[Exercise input]
☆ ☆ ☆ ☆ ☆ ☆ ☆
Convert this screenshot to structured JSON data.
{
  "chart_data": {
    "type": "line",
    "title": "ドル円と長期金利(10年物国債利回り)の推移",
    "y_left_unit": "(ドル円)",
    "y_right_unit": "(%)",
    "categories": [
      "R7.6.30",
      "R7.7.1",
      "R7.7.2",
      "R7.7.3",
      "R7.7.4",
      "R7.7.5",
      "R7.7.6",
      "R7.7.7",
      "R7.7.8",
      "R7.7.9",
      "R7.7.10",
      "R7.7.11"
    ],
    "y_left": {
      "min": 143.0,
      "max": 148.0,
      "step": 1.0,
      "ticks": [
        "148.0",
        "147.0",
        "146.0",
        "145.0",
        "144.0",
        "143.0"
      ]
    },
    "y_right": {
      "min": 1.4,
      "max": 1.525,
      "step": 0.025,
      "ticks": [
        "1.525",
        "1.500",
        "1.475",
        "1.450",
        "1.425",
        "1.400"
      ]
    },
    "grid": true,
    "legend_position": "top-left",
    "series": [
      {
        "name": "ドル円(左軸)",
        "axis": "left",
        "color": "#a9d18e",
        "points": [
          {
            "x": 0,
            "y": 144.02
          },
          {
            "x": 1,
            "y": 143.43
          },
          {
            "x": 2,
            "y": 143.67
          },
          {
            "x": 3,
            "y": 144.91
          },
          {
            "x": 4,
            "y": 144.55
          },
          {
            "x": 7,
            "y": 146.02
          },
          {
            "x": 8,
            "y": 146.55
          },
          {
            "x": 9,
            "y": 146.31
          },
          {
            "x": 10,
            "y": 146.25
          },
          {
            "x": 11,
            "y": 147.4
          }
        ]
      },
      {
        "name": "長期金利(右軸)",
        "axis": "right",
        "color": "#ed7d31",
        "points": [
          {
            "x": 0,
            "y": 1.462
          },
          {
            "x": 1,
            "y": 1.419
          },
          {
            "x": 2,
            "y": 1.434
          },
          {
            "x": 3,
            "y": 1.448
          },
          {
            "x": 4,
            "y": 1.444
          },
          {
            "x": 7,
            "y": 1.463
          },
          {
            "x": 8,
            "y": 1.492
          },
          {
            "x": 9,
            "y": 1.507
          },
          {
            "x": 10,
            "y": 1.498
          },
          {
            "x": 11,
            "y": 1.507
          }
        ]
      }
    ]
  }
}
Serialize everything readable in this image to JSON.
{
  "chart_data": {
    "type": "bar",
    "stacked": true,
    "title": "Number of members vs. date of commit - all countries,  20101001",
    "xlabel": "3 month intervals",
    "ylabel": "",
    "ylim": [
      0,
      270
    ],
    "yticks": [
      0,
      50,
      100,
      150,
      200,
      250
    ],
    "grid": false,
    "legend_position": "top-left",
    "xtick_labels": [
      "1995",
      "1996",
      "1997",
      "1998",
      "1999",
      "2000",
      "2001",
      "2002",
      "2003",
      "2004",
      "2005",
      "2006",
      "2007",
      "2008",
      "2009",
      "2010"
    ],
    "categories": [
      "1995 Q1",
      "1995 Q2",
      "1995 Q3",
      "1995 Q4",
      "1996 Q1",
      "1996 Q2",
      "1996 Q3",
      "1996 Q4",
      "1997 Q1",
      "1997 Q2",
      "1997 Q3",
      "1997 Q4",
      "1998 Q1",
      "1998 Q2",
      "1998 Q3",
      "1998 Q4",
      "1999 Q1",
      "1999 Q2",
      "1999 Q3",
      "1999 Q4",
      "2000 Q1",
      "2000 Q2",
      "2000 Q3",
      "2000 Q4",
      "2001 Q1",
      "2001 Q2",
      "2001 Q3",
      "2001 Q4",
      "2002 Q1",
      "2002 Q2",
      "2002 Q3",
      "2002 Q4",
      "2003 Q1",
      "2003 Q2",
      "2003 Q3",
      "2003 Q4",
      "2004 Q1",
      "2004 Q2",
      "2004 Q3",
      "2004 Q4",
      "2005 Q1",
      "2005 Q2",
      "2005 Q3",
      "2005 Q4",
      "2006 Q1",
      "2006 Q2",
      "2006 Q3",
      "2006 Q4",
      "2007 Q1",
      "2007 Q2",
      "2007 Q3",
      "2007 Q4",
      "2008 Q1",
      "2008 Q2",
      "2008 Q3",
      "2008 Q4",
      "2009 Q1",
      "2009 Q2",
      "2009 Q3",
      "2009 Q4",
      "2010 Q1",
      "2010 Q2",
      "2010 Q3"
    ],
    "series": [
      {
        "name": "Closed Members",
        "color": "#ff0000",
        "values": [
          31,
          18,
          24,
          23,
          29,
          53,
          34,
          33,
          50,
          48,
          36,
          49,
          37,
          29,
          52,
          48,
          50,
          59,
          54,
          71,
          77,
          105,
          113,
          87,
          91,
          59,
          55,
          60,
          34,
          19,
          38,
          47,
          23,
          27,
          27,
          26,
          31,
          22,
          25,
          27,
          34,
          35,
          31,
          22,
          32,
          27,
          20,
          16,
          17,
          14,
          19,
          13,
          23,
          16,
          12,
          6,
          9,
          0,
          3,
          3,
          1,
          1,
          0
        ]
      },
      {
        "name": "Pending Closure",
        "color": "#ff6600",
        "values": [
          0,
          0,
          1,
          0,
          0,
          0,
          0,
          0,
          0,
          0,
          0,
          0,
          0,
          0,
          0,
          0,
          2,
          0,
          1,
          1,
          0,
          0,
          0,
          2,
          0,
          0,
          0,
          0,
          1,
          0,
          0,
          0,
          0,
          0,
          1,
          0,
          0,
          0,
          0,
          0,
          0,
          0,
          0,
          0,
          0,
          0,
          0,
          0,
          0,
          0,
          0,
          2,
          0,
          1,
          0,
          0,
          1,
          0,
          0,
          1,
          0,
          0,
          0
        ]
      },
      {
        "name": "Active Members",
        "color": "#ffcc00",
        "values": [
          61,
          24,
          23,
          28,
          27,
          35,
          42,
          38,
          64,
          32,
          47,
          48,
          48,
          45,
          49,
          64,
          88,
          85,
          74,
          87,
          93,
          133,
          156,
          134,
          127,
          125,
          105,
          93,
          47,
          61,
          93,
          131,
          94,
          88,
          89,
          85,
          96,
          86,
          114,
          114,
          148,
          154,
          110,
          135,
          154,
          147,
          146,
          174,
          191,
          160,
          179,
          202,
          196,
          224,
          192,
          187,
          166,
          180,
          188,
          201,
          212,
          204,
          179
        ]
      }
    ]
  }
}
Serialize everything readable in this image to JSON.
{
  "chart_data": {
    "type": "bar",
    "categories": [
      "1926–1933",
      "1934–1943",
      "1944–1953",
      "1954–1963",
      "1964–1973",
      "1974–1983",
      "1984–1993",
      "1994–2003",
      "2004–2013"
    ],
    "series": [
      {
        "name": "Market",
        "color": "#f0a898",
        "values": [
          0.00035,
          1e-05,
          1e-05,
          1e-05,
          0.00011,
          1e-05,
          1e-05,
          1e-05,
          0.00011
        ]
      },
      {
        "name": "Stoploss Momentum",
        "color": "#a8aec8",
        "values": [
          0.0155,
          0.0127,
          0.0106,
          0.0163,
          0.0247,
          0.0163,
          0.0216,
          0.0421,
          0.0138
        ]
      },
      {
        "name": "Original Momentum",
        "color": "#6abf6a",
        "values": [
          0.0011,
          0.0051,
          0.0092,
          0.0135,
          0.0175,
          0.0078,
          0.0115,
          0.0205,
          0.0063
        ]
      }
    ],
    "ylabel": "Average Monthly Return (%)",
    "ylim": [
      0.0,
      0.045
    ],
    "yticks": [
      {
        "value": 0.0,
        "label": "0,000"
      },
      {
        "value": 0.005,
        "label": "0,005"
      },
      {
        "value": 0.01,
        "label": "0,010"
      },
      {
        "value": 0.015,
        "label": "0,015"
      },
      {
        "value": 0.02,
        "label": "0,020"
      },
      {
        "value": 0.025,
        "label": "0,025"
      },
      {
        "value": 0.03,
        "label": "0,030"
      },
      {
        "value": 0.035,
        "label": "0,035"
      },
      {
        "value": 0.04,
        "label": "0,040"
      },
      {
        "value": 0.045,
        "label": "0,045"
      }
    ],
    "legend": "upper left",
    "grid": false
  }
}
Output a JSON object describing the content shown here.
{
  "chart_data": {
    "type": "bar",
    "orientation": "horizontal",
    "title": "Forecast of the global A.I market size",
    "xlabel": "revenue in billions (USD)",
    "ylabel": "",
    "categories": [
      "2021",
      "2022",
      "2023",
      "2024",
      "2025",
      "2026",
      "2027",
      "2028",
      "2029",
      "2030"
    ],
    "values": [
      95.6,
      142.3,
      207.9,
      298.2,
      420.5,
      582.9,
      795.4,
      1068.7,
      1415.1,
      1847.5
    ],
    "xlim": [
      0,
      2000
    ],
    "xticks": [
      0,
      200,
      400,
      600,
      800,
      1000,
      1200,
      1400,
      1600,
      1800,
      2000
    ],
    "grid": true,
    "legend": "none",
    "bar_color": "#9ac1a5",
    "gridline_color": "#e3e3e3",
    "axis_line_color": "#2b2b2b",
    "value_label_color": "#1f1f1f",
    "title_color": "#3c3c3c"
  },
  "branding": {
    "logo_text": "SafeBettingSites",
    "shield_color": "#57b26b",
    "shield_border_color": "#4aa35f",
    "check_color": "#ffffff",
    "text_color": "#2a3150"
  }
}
☆ ☆ ☆ ☆ ☆ ☆ ☆
Find the word "Momentum" in the entries, and copy every line it shows up in.

[Answer to this problem]
        "name": "Stoploss Momentum",
        "name": "Original Momentum",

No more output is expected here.